> **Written task**
Here are some records; copy every line that holds the word "active".

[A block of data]
◇ ◇ ◇ ◇
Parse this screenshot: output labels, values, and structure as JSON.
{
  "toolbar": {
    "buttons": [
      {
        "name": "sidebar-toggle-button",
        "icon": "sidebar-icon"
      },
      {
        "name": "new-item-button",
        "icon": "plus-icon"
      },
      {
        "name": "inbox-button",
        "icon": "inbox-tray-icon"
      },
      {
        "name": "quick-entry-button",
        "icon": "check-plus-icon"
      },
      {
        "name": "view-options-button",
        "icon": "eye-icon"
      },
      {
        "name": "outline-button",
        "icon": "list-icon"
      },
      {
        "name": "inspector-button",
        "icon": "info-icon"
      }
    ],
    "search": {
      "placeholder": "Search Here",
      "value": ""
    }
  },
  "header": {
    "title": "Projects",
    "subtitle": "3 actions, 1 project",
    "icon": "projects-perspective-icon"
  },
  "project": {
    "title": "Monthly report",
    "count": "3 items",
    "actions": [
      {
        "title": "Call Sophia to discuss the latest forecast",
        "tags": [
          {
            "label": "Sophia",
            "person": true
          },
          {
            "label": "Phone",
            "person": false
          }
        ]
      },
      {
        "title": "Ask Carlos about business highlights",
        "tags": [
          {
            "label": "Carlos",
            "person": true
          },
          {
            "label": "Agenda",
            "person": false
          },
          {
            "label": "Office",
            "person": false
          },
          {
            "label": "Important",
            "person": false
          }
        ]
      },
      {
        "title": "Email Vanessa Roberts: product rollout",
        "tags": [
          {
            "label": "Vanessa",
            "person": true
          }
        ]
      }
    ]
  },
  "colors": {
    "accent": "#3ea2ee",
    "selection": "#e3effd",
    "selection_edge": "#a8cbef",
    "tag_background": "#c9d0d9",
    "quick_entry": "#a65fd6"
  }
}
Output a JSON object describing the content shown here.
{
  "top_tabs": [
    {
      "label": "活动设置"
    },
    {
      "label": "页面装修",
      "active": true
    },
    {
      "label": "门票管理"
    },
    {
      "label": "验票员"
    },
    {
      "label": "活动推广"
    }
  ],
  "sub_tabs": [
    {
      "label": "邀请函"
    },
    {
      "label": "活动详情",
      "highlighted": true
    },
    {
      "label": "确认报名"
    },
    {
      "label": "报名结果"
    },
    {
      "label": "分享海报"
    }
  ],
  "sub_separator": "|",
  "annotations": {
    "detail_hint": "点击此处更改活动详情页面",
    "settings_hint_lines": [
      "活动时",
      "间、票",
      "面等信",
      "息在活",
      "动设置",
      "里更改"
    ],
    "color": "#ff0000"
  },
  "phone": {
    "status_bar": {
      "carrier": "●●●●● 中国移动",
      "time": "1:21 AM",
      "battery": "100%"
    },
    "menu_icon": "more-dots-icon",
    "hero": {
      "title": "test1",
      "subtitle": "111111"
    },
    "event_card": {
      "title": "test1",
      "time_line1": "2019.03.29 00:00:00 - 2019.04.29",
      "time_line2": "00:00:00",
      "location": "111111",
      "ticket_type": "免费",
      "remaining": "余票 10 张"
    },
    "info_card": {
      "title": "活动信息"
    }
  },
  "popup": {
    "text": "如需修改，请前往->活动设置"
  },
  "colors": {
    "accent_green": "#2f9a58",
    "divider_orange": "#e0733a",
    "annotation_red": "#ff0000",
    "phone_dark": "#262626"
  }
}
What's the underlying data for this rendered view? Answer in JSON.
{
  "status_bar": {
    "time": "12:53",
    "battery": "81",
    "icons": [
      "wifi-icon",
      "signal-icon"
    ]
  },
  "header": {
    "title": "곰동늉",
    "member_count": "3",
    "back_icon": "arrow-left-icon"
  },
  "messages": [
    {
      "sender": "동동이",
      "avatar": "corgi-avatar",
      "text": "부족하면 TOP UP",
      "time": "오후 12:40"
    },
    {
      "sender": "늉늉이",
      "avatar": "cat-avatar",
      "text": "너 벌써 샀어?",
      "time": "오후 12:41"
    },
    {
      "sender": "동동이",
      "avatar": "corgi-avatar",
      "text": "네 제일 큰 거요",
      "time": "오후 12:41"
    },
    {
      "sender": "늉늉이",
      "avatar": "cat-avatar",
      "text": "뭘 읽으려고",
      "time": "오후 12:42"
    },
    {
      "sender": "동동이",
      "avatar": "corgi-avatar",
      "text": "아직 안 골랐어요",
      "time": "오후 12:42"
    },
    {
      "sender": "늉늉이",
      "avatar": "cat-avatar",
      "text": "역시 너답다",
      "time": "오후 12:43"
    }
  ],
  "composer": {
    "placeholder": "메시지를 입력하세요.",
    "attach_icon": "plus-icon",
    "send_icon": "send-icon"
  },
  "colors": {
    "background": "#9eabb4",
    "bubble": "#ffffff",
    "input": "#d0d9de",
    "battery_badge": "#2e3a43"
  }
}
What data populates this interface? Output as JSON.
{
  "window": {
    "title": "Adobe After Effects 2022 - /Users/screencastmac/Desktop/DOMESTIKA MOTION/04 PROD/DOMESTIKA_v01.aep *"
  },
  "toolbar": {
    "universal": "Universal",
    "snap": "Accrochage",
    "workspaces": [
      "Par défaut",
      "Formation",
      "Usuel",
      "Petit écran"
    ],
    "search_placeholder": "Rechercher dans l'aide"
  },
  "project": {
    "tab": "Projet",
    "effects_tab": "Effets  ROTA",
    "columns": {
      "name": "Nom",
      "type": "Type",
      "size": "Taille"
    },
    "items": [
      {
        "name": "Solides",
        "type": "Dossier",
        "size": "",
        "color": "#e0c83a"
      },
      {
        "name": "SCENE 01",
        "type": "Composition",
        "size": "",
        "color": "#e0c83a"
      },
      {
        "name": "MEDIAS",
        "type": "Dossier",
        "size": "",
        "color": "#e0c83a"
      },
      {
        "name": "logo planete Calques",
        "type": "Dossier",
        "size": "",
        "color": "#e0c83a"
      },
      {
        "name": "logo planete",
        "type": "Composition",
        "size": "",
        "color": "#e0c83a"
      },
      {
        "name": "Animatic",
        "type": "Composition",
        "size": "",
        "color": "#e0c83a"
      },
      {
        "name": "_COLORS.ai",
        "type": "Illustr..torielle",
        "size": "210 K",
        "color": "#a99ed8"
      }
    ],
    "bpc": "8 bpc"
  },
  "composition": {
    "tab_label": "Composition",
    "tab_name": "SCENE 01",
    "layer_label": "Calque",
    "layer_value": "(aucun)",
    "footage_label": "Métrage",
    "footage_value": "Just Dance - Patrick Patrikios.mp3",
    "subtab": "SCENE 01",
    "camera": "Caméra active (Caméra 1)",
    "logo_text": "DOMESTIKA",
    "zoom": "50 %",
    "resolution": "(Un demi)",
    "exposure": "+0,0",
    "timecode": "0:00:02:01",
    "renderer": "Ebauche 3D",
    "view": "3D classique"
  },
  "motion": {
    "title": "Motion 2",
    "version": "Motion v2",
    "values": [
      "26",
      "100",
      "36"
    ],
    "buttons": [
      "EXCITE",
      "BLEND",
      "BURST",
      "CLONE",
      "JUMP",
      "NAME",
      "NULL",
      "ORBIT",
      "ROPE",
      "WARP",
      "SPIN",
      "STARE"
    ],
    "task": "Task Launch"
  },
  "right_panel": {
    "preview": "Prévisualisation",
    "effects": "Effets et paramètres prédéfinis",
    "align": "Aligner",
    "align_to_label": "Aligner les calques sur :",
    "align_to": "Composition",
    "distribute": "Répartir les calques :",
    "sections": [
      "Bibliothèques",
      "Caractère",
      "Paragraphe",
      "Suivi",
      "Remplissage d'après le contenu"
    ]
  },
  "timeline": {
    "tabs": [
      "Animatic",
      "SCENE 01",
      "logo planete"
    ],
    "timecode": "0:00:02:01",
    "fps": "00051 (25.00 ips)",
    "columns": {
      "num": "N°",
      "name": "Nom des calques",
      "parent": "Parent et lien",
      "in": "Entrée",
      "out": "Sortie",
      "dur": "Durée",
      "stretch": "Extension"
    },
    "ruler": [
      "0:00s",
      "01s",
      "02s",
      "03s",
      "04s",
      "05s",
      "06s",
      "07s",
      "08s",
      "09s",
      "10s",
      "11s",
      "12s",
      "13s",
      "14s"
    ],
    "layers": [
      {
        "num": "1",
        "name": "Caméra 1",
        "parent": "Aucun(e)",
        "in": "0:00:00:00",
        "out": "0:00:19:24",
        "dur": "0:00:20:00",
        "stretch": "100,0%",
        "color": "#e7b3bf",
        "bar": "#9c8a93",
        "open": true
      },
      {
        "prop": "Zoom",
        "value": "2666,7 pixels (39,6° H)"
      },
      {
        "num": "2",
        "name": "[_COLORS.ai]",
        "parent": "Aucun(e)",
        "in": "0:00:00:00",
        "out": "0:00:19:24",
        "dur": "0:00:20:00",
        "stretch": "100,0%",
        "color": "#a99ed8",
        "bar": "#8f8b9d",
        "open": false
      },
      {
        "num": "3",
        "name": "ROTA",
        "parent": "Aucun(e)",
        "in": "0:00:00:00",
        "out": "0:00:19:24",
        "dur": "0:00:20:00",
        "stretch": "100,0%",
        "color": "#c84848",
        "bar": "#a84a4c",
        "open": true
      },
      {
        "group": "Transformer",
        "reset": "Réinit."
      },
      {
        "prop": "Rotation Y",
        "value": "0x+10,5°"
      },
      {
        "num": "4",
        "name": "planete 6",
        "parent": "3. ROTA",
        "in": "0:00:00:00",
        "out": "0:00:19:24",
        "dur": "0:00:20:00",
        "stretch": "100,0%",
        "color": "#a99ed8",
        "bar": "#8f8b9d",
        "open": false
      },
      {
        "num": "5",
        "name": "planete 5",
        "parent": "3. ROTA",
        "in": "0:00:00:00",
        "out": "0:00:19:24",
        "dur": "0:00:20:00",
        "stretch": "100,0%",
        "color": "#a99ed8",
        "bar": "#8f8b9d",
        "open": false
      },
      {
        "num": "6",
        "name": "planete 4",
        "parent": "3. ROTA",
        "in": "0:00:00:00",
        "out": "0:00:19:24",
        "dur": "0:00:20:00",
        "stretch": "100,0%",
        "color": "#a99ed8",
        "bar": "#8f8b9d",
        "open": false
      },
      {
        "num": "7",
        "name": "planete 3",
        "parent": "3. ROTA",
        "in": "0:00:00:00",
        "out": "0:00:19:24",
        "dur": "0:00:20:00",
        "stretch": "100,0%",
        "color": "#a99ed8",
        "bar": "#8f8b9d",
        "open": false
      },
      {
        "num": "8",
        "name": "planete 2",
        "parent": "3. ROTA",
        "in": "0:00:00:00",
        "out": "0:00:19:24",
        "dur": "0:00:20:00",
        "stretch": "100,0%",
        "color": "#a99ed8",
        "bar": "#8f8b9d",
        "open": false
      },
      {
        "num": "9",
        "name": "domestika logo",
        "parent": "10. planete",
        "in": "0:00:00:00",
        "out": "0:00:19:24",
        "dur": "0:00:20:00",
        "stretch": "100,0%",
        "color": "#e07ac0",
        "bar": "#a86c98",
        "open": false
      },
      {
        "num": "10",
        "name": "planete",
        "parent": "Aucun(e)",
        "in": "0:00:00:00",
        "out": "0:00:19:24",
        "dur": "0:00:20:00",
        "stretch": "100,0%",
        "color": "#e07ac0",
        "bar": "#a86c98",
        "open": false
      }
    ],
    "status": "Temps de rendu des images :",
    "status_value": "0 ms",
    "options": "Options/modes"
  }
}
◇ ◇ ◇ ◇
> **Task result**
      "active": true
    "camera": "Caméra active (Caméra 1)",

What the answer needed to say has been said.